## What you need to do
Check each line of the material below for "title". Report how many have it, with no other words.

Figure dataset records
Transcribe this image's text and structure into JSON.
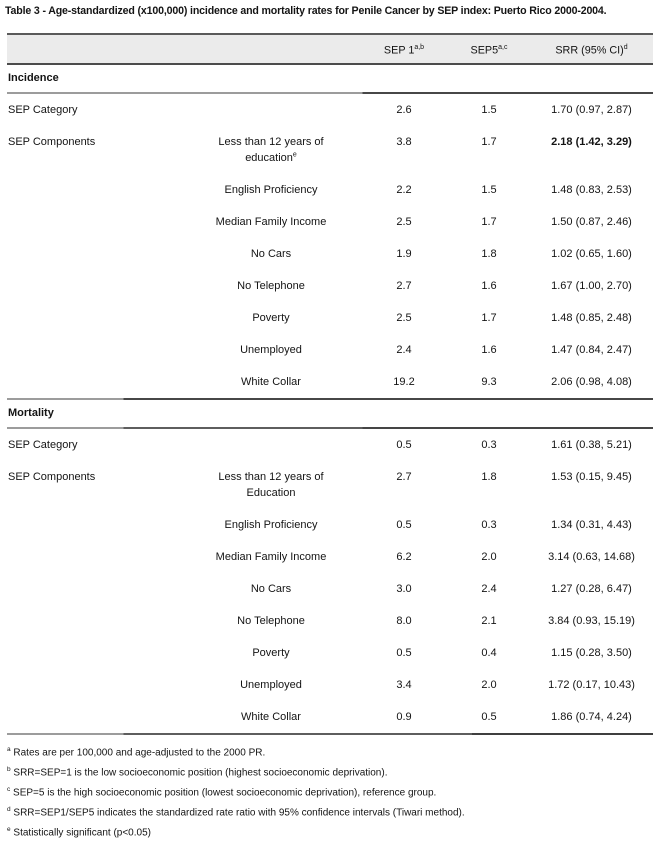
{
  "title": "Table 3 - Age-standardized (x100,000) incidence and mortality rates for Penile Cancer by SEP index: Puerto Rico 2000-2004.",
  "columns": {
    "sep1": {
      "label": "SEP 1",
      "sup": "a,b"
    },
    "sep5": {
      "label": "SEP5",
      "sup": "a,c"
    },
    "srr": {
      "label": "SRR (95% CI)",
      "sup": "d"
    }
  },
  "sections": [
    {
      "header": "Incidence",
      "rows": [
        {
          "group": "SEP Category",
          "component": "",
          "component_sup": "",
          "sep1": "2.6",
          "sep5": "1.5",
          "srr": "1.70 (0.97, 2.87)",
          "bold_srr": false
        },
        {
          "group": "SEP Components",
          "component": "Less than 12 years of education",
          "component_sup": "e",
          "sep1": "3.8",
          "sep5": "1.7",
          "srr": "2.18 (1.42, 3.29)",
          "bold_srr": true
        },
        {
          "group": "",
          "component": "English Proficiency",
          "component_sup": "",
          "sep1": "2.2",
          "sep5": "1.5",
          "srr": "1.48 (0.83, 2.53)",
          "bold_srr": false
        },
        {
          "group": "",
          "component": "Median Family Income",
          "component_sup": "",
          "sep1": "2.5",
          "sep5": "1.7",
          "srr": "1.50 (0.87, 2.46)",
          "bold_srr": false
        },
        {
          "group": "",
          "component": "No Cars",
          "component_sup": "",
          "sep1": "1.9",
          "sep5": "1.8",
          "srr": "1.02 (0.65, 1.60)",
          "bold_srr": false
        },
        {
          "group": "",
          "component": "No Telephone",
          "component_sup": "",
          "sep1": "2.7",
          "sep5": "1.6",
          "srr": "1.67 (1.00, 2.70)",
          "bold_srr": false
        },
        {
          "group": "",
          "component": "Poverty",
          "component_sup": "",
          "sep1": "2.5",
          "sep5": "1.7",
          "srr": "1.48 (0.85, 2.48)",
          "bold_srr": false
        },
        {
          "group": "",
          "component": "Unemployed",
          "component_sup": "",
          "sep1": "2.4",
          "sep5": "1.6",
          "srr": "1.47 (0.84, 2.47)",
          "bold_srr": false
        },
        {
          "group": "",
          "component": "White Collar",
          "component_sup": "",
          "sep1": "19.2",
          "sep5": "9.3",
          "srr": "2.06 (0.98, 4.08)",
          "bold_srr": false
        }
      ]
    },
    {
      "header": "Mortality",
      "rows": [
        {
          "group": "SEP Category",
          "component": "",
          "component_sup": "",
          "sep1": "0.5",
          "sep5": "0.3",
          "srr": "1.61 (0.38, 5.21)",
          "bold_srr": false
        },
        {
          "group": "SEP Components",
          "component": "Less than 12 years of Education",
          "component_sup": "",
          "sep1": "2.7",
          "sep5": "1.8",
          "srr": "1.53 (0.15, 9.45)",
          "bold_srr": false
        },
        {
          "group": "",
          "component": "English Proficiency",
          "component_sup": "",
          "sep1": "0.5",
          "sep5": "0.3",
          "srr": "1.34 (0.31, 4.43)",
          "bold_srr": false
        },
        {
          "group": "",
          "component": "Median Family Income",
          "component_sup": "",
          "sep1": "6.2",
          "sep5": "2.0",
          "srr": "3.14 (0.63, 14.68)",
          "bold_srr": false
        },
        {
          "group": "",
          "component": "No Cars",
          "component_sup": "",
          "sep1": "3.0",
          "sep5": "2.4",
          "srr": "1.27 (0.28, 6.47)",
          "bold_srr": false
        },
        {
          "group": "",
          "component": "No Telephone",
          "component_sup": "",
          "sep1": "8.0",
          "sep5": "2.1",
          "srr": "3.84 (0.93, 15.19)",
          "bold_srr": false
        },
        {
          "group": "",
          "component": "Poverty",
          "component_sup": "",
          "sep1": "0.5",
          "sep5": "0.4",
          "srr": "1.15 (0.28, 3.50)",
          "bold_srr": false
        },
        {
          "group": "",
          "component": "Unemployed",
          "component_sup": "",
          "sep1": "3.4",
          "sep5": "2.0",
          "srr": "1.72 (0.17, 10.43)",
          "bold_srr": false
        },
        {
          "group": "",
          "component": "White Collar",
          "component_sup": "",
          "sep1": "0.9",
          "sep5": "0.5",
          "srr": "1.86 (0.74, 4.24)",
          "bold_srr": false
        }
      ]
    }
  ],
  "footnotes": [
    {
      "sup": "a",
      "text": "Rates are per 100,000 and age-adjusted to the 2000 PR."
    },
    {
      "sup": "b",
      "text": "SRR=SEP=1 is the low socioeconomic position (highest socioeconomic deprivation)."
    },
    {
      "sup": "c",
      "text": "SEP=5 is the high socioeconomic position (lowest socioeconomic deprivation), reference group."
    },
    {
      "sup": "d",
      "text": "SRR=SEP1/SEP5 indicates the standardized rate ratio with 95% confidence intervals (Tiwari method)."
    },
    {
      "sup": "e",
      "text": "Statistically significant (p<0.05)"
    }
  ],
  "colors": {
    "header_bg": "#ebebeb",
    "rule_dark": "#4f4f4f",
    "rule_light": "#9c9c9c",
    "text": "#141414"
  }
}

==

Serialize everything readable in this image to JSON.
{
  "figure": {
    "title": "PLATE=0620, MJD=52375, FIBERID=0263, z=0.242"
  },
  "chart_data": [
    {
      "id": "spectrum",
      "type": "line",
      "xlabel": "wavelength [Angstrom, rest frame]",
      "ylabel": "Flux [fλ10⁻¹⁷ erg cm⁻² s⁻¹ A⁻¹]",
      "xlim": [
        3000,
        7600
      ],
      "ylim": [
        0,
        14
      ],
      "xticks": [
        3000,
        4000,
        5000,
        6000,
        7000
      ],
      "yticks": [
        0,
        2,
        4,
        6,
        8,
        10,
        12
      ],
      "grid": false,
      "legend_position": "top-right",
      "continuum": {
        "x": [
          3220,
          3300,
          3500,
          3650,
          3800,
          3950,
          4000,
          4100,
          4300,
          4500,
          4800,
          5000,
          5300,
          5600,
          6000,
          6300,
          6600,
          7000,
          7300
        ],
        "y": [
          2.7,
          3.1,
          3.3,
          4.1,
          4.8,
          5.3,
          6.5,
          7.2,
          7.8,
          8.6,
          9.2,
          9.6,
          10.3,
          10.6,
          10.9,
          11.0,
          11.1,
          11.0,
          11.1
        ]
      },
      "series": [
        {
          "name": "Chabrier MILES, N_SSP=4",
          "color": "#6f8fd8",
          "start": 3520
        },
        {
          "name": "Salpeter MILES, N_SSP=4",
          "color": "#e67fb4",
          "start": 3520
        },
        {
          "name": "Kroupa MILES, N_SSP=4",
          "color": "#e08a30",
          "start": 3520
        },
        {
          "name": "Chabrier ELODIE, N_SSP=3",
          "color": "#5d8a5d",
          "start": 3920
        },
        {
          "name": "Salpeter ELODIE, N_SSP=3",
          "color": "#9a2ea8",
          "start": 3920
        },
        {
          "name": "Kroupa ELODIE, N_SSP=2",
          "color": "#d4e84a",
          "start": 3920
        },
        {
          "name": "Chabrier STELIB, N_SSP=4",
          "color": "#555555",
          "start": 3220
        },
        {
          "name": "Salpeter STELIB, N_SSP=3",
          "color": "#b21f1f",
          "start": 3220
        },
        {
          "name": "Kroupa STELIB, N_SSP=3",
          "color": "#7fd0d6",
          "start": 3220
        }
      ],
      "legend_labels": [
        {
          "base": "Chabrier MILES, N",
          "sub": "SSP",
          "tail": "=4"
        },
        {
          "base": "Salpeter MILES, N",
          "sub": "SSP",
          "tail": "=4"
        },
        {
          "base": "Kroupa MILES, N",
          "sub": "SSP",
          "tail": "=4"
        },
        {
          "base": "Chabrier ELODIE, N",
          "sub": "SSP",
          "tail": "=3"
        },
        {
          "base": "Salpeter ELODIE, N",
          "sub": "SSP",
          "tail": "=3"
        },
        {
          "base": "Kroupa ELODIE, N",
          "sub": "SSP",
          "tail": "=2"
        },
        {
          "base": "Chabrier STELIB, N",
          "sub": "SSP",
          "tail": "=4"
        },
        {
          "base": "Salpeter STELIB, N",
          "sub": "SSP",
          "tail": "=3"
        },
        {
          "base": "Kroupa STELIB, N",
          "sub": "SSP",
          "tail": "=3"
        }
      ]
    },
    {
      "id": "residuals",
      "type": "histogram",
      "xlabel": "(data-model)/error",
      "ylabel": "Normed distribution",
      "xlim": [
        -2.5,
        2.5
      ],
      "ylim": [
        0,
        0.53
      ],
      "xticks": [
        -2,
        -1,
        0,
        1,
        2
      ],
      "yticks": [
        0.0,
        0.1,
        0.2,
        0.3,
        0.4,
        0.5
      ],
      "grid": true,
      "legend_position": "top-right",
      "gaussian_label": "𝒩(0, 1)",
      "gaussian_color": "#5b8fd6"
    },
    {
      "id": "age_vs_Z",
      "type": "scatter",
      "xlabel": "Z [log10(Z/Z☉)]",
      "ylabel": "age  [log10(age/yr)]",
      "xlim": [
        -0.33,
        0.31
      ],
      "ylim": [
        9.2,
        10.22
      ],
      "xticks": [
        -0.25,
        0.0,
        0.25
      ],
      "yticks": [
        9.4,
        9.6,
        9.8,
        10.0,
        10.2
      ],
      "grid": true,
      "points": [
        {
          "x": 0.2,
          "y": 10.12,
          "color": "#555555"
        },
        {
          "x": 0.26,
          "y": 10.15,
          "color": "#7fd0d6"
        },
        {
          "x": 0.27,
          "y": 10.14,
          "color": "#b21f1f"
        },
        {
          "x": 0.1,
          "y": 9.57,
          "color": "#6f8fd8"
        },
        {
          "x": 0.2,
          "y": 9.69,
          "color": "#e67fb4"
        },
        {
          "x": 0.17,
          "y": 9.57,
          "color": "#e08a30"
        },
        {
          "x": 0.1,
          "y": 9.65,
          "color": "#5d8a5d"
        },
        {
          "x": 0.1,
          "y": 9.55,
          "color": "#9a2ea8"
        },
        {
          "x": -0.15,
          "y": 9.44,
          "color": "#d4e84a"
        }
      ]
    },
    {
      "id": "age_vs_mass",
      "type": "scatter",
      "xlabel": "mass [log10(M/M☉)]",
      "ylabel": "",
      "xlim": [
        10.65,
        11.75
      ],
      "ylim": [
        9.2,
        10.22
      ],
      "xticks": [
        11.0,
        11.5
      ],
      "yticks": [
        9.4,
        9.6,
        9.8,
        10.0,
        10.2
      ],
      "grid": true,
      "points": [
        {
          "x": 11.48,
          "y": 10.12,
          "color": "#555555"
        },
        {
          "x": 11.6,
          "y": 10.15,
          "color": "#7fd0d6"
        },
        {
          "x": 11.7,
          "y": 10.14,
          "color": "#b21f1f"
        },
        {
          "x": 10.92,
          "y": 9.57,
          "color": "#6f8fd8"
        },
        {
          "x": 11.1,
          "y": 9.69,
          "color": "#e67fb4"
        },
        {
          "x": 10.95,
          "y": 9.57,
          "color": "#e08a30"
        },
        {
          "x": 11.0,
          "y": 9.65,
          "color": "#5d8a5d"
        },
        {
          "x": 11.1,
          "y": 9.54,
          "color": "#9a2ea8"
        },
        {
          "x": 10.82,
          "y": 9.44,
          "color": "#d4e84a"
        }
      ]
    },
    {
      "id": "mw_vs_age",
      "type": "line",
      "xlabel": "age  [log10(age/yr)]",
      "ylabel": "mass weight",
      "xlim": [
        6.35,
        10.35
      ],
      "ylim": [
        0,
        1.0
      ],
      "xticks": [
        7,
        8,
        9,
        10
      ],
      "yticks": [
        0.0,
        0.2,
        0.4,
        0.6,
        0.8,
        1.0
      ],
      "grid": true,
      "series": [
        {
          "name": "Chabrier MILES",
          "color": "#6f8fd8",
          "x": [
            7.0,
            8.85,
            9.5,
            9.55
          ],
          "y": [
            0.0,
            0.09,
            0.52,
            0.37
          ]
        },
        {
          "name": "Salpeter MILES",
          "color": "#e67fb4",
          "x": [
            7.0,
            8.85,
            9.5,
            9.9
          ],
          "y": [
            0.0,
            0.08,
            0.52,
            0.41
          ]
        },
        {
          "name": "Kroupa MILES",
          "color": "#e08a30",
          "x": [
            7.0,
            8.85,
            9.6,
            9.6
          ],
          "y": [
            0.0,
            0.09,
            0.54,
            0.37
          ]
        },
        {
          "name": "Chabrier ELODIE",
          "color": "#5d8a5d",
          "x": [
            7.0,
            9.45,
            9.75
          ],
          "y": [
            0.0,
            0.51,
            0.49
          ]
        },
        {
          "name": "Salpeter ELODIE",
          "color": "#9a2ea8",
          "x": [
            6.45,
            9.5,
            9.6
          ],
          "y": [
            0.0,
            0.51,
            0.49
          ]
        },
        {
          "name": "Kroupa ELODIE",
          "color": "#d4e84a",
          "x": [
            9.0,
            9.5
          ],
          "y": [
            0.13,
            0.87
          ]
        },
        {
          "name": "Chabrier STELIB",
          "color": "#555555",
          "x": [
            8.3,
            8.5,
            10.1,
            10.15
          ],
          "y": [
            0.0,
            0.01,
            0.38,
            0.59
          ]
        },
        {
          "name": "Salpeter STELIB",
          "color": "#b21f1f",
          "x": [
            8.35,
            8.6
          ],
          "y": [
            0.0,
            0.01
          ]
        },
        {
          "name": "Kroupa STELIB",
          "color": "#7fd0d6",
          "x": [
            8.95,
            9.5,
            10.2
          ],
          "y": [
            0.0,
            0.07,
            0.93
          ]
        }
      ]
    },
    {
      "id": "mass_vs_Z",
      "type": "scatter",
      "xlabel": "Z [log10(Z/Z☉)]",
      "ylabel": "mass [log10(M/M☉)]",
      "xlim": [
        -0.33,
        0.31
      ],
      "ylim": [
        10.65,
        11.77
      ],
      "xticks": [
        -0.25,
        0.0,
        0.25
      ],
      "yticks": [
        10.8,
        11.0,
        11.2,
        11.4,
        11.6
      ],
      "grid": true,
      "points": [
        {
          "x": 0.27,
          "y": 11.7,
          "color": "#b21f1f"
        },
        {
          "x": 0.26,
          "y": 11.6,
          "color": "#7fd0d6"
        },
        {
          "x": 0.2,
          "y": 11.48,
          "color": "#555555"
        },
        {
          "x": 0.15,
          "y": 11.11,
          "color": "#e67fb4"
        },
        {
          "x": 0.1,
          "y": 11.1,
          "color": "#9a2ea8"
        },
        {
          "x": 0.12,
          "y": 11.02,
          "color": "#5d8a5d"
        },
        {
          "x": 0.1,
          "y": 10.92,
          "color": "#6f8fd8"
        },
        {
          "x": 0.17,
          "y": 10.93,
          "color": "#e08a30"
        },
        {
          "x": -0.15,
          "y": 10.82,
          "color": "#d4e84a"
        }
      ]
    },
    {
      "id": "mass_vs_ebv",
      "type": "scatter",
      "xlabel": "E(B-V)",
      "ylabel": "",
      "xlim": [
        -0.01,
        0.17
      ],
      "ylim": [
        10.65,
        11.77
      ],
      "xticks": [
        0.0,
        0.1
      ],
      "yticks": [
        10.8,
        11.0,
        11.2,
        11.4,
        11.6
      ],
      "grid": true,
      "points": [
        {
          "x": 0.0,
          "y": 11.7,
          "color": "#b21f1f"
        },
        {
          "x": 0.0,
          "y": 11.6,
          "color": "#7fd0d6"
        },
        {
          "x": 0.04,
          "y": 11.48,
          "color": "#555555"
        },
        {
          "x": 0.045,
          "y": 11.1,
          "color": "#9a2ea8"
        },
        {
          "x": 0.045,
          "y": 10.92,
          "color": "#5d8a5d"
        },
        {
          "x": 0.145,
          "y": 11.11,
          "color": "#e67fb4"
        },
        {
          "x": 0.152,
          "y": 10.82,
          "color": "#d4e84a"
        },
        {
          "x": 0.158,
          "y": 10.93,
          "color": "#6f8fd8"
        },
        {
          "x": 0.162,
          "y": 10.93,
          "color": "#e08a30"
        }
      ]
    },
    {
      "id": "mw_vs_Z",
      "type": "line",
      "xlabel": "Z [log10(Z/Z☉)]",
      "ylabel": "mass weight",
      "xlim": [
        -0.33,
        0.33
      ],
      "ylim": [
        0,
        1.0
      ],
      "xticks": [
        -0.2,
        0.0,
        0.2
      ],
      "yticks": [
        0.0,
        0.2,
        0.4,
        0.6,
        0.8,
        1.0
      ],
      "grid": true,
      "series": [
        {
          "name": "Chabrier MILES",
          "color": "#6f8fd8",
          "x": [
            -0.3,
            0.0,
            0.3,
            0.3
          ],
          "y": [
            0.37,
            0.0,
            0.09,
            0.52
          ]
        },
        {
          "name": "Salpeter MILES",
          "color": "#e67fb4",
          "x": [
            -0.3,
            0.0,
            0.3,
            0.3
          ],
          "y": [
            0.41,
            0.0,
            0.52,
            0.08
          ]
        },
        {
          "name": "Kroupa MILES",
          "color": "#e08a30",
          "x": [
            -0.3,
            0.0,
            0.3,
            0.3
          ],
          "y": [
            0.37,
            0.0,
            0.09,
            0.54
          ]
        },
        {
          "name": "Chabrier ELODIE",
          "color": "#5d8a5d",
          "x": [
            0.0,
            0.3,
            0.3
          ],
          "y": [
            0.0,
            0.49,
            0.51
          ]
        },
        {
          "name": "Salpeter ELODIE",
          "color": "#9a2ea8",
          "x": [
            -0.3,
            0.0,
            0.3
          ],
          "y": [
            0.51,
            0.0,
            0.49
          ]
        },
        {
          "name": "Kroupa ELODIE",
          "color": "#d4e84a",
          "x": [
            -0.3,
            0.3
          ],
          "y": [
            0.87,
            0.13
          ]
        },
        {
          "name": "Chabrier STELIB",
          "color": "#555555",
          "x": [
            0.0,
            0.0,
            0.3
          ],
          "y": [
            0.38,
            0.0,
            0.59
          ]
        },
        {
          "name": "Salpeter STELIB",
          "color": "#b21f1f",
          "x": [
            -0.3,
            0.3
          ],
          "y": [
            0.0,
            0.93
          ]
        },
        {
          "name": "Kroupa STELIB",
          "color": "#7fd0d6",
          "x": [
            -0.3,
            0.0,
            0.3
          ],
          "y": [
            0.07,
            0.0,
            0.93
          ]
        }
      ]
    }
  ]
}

## Exercise response
2